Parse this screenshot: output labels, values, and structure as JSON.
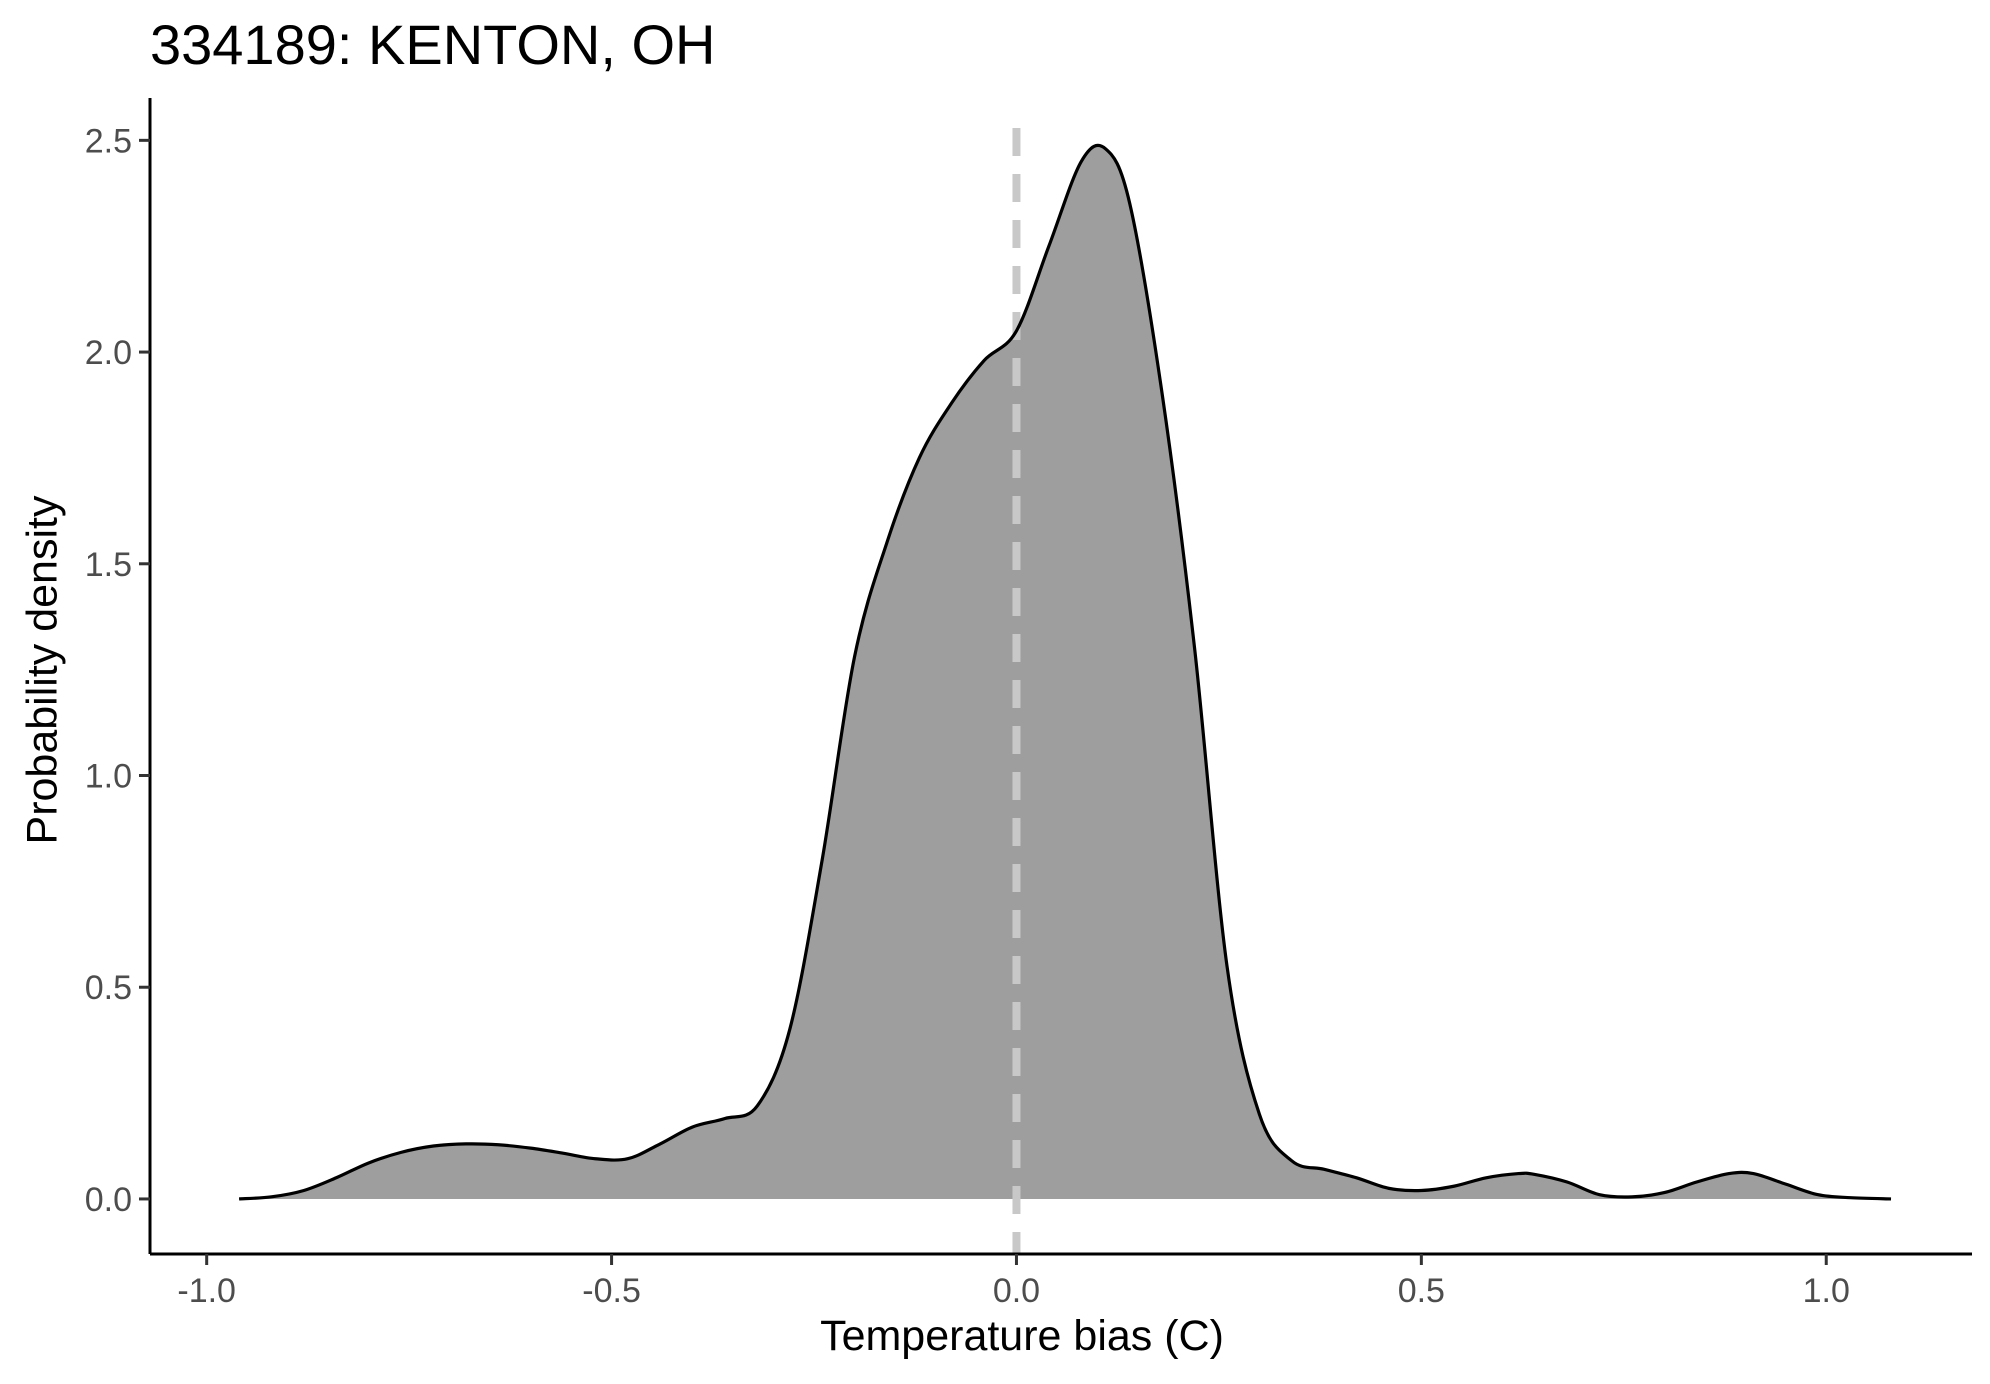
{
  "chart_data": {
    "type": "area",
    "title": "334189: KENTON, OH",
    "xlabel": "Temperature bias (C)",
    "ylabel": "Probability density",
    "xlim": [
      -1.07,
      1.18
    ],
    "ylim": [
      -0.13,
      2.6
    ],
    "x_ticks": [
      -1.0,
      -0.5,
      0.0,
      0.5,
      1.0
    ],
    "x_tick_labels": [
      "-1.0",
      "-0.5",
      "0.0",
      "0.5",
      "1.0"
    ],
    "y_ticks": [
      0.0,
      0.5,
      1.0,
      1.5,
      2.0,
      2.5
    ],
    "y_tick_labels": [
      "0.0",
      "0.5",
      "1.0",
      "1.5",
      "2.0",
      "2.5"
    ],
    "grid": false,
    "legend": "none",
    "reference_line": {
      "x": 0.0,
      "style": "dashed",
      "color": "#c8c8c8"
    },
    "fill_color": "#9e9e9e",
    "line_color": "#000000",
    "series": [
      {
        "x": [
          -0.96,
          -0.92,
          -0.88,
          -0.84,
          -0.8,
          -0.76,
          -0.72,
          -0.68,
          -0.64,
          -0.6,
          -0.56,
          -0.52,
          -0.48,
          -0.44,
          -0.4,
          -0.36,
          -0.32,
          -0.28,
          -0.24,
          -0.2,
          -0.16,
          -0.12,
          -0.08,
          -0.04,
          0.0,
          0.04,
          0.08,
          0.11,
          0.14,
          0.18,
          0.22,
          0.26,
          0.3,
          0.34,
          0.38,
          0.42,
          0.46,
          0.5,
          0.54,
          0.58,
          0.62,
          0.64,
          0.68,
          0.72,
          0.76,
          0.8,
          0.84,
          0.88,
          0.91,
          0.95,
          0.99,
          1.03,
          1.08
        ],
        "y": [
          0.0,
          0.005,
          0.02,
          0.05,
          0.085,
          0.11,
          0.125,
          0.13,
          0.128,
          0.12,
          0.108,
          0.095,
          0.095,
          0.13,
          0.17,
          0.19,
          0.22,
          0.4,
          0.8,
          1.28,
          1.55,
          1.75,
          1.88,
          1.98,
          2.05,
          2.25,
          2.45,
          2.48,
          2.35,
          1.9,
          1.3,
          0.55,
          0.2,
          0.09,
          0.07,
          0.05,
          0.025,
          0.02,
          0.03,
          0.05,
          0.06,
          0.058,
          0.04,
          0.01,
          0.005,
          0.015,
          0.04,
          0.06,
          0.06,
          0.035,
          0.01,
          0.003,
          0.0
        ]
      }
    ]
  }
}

...

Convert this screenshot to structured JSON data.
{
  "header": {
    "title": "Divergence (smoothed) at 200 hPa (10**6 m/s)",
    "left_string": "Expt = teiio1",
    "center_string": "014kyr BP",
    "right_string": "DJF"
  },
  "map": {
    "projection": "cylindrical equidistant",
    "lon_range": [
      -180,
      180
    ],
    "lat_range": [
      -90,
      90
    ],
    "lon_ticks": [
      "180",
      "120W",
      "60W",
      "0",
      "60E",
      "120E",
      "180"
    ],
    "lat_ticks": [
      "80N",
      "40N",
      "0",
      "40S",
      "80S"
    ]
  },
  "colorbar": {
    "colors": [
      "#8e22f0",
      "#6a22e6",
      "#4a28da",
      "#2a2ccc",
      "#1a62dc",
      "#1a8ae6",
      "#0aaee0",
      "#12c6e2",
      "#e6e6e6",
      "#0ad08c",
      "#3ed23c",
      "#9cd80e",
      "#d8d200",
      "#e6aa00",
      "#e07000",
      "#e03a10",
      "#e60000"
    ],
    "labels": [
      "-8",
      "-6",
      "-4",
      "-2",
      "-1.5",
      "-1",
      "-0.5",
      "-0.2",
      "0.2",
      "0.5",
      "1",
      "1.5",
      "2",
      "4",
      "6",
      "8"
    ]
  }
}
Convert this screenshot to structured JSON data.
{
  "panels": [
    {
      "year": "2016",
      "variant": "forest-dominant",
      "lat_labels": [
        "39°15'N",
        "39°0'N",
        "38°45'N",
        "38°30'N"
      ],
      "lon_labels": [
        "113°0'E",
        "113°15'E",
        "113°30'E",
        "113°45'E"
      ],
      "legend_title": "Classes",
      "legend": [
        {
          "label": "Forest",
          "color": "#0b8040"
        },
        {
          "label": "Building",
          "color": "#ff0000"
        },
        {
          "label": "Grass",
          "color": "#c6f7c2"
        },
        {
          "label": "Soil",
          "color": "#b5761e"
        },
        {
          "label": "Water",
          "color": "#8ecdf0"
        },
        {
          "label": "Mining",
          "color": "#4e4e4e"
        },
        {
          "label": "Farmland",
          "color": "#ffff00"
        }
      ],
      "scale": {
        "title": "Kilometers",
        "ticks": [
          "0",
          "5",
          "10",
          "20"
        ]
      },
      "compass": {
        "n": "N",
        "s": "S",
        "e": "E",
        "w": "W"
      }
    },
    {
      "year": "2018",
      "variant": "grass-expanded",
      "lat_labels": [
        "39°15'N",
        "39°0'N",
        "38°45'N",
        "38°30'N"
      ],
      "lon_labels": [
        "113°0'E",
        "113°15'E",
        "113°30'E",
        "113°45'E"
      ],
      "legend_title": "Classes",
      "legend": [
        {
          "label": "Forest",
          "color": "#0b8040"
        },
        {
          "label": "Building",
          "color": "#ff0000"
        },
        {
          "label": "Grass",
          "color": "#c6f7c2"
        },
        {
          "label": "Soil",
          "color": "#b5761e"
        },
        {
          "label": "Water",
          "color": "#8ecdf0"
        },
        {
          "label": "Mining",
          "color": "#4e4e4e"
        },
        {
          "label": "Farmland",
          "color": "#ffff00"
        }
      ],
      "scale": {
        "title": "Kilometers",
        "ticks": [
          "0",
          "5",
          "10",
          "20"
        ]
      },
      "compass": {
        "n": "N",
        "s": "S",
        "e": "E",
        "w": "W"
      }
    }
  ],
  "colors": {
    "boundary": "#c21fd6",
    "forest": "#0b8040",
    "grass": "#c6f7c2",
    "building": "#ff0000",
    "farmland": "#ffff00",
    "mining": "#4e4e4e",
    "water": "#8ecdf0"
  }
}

> [Given request]:
From the listing above, copy every line that includes the word "variant".

> [Response to the exercise]:
      "variant": "forest-dominant",
      "variant": "grass-expanded",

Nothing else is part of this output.